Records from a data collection

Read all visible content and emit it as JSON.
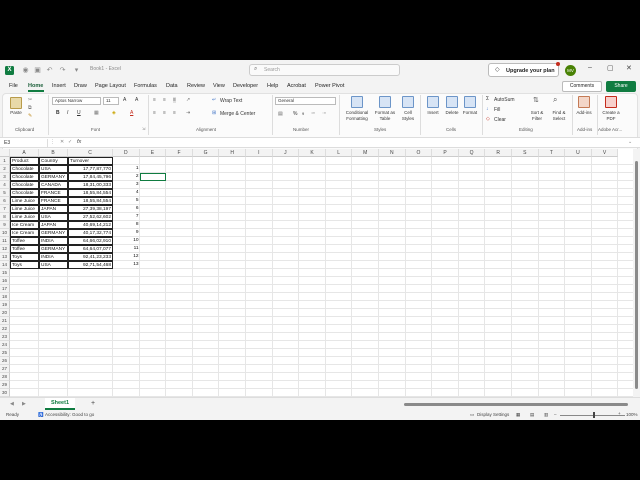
{
  "titlebar": {
    "logo_letter": "X",
    "doc_title": "Book1 - Excel",
    "search_placeholder": "Search",
    "upgrade_label": "Upgrade your plan",
    "avatar_initials": "MV"
  },
  "tabs": [
    "File",
    "Home",
    "Insert",
    "Draw",
    "Page Layout",
    "Formulas",
    "Data",
    "Review",
    "View",
    "Developer",
    "Help",
    "Acrobat",
    "Power Pivot"
  ],
  "active_tab": "Home",
  "actions": {
    "comments": "Comments",
    "share": "Share"
  },
  "ribbon": {
    "clipboard": {
      "label": "Clipboard",
      "paste": "Paste"
    },
    "font": {
      "label": "Font",
      "name": "Aptos Narrow",
      "size": "11"
    },
    "alignment": {
      "label": "Alignment",
      "wrap": "Wrap Text",
      "merge": "Merge & Center"
    },
    "number": {
      "label": "Number",
      "format": "General"
    },
    "styles": {
      "label": "Styles",
      "conditional": "Conditional Formatting",
      "format_table": "Format as Table",
      "cell_styles": "Cell Styles"
    },
    "cells": {
      "label": "Cells",
      "insert": "Insert",
      "delete": "Delete",
      "format": "Format"
    },
    "editing": {
      "label": "Editing",
      "autosum": "AutoSum",
      "fill": "Fill",
      "clear": "Clear",
      "sort": "Sort & Filter",
      "find": "Find & Select"
    },
    "addins": {
      "label": "Add-ins",
      "button": "Add-ins"
    },
    "acrobat": {
      "label": "Adobe Acr...",
      "button": "Create a PDF"
    }
  },
  "formula_bar": {
    "name_box": "E3",
    "fx": "fx",
    "content": ""
  },
  "columns": [
    "A",
    "B",
    "C",
    "D",
    "E",
    "F",
    "G",
    "H",
    "I",
    "J",
    "K",
    "L",
    "M",
    "N",
    "O",
    "P",
    "Q",
    "R",
    "S",
    "T",
    "U",
    "V"
  ],
  "table": {
    "headers": [
      "Product",
      "Country",
      "Turnover"
    ],
    "rows": [
      [
        "Chocolate",
        "USA",
        "17,77,87,770",
        "1"
      ],
      [
        "Chocolate",
        "GERMANY",
        "17,84,45,796",
        "2"
      ],
      [
        "Chocolate",
        "CANADA",
        "18,31,00,333",
        "3"
      ],
      [
        "Chocolate",
        "FRANCE",
        "18,55,84,554",
        "4"
      ],
      [
        "Lime Juice",
        "FRANCE",
        "18,55,84,554",
        "5"
      ],
      [
        "Lime Juice",
        "JAPAN",
        "27,39,38,197",
        "6"
      ],
      [
        "Lime Juice",
        "USA",
        "27,52,62,602",
        "7"
      ],
      [
        "Ice Cream",
        "JAPAN",
        "40,69,14,212",
        "8"
      ],
      [
        "Ice Cream",
        "GERMANY",
        "40,17,32,774",
        "9"
      ],
      [
        "Toffee",
        "INDIA",
        "64,66,02,910",
        "10"
      ],
      [
        "Toffee",
        "GERMANY",
        "64,64,07,077",
        "11"
      ],
      [
        "Toys",
        "INDIA",
        "92,41,23,233",
        "12"
      ],
      [
        "Toys",
        "USA",
        "92,71,54,468",
        "13"
      ]
    ]
  },
  "sheets": {
    "active": "Sheet1"
  },
  "status": {
    "ready": "Ready",
    "accessibility": "Accessibility: Good to go",
    "display": "Display Settings",
    "zoom": "100%"
  }
}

## GIVEN TASK
Scan the entries above for the word "content" and collect each line holding it.

## RESPONSE TO THE EXERCISE
Read all visible content and emit it as JSON.
    "content": ""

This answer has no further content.